-- Start of Materials provided --
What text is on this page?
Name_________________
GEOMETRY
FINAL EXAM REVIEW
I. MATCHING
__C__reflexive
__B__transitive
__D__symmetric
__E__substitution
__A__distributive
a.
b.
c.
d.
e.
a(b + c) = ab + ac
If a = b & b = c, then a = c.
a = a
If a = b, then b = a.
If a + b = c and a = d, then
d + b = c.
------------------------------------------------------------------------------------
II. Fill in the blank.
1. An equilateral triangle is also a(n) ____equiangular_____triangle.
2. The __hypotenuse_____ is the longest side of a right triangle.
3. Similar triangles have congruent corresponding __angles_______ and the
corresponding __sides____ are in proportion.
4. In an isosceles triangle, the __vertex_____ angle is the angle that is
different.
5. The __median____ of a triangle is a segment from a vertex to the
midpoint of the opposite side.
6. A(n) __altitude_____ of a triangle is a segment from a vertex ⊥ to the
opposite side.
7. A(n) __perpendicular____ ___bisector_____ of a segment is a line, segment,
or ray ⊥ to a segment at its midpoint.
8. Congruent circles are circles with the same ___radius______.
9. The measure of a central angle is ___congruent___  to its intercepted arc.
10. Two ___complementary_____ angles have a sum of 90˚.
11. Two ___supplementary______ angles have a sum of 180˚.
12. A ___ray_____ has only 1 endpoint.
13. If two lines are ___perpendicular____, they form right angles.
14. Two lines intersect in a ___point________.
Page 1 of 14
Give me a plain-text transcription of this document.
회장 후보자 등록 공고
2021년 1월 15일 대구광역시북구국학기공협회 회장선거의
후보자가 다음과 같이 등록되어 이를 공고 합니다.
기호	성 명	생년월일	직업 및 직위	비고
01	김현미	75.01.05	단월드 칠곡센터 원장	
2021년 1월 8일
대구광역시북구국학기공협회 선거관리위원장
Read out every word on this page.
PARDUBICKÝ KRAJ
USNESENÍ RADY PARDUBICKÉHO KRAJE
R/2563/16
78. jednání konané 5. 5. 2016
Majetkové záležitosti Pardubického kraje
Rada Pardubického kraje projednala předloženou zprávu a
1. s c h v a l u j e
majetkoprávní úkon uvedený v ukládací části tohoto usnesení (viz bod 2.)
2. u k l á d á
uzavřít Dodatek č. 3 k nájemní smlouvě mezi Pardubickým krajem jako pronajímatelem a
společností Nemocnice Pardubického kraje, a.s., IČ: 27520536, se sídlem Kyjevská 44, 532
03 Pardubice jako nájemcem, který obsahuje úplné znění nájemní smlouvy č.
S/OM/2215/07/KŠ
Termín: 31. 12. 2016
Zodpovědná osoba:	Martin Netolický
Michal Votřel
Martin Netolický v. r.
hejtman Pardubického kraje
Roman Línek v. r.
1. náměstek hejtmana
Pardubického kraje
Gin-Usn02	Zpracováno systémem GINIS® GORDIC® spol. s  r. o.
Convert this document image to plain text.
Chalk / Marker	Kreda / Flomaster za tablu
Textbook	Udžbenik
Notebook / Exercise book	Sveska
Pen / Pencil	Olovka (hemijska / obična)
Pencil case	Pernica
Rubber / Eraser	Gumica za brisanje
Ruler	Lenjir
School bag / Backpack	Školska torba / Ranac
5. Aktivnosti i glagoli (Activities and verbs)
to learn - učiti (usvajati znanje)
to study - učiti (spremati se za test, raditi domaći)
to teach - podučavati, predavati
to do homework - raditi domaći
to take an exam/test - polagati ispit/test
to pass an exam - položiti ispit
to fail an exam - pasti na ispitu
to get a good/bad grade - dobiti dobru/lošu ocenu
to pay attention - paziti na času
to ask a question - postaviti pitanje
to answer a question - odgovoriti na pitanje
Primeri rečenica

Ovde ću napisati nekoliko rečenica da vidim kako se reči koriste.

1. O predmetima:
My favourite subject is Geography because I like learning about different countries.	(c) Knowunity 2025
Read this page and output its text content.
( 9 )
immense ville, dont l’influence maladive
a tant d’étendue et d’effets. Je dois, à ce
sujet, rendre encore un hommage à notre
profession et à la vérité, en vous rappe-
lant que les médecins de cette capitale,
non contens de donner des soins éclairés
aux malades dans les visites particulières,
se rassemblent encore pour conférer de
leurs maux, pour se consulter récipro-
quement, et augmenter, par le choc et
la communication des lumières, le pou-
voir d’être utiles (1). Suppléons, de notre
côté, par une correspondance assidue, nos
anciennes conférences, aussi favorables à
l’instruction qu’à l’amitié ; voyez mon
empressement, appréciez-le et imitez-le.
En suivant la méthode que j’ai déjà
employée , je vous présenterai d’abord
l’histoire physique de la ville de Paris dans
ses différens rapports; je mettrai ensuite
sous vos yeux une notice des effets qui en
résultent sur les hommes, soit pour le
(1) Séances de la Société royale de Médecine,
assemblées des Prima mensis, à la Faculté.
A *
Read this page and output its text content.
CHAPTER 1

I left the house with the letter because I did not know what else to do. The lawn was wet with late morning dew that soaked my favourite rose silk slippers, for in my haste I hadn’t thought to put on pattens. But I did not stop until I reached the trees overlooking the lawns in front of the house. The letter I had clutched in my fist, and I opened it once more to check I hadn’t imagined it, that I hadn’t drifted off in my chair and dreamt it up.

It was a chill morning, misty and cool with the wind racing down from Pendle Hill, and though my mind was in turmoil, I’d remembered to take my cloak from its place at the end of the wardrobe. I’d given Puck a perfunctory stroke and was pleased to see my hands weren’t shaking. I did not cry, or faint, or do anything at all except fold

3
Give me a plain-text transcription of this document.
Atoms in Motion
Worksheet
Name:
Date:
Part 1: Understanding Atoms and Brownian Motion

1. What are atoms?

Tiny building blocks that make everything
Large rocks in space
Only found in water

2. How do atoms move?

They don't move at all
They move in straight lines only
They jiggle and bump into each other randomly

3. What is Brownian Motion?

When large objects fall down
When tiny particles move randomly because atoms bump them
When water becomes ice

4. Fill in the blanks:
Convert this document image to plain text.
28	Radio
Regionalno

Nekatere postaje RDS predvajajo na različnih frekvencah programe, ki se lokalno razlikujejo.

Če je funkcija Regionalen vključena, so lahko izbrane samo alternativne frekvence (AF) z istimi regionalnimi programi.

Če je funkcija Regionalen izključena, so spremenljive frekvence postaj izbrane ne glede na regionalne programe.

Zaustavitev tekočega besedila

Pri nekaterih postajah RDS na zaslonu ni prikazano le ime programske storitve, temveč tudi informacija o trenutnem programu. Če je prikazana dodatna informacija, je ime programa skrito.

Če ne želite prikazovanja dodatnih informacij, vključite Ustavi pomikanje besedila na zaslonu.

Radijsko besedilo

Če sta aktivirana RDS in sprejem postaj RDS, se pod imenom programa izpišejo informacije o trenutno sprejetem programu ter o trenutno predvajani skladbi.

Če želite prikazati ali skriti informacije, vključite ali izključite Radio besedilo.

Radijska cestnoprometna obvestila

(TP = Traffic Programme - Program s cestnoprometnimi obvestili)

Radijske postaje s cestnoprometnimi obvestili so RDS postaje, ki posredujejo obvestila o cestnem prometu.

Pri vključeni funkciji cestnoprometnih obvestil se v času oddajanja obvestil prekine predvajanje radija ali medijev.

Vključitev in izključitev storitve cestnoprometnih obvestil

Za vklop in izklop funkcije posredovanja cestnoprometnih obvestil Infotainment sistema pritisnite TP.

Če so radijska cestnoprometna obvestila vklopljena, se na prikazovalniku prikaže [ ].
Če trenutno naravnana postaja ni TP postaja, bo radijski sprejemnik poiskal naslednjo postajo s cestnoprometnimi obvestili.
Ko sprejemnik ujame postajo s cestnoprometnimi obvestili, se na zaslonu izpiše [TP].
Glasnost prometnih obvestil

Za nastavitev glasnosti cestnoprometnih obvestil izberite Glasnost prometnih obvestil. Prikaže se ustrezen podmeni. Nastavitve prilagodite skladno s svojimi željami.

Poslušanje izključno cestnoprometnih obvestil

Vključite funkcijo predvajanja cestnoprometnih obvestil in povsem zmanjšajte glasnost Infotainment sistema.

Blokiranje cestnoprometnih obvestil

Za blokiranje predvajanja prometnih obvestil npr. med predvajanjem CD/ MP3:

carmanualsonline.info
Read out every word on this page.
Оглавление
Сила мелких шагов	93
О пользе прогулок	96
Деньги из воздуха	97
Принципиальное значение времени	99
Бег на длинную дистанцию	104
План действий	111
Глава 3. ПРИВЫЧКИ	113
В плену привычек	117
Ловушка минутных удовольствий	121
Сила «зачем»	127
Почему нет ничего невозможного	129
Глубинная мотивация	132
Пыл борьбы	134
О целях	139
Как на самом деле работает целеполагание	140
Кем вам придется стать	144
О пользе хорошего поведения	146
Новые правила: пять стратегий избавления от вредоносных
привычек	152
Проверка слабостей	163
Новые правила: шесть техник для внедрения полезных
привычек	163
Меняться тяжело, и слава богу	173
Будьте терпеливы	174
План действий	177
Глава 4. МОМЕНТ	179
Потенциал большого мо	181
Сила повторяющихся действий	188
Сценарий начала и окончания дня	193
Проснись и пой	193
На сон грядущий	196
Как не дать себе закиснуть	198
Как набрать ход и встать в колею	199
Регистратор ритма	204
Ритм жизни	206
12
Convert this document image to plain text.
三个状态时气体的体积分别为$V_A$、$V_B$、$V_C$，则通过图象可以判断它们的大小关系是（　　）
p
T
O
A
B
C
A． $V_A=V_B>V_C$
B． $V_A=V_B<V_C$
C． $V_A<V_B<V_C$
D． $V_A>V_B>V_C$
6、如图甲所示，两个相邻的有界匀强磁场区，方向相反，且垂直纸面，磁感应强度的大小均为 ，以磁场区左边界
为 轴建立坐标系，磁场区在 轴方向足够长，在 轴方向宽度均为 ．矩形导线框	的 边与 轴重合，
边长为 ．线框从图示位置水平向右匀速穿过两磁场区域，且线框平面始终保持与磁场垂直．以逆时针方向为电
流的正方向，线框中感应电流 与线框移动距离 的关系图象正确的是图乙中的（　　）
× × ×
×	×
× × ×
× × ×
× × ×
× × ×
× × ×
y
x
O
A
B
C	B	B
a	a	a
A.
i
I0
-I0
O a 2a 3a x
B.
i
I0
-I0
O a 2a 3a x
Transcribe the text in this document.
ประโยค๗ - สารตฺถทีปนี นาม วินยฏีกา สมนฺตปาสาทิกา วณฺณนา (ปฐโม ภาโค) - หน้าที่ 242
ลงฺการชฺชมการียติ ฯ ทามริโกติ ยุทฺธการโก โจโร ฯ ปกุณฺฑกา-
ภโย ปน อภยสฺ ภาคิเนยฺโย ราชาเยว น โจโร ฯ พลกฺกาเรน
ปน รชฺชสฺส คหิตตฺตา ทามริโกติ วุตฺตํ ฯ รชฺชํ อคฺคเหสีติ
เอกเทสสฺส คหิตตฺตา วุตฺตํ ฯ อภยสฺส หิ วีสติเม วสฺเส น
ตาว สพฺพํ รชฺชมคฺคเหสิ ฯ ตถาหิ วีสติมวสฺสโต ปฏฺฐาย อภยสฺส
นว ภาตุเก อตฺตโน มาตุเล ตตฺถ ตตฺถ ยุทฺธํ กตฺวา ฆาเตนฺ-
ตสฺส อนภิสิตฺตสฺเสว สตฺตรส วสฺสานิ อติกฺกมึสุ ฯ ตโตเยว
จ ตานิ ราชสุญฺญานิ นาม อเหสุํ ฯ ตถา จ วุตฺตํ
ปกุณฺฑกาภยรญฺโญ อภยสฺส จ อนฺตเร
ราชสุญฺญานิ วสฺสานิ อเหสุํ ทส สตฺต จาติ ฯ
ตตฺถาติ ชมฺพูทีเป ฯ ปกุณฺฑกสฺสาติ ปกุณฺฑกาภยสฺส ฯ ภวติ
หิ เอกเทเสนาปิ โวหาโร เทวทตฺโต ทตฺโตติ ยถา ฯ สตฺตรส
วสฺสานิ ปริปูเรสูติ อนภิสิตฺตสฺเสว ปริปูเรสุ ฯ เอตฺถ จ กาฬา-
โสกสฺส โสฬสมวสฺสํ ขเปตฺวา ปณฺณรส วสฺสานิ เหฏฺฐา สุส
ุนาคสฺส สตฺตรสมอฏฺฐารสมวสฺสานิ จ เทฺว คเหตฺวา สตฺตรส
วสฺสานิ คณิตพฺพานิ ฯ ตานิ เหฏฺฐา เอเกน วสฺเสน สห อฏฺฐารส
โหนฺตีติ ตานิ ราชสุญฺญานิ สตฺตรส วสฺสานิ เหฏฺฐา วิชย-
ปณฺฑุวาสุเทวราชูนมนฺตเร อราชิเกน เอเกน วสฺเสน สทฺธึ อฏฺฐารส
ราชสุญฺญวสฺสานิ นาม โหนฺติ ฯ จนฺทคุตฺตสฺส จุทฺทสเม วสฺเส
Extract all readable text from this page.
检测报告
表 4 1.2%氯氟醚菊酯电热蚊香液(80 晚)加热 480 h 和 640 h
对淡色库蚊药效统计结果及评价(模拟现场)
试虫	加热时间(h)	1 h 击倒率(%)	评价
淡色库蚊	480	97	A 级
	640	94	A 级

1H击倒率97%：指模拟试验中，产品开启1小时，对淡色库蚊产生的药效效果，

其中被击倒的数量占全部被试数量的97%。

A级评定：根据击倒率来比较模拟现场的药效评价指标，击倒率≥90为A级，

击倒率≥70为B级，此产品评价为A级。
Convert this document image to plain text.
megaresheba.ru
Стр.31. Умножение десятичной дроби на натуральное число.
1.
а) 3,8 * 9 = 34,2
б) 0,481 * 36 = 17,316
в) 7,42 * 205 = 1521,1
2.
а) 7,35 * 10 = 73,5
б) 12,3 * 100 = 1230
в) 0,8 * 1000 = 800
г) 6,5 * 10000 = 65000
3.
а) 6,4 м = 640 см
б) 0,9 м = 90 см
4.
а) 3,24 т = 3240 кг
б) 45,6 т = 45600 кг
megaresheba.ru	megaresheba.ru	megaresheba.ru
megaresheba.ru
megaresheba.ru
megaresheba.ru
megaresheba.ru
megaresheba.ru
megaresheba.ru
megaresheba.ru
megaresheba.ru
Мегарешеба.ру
-- End of Materials provided --
(The exercise) Pull every line containing "test" out of the data above.

(Full solution)
to study - učiti (spremati se za test, raditi domaći)
to take an exam/test - polagati ispit/test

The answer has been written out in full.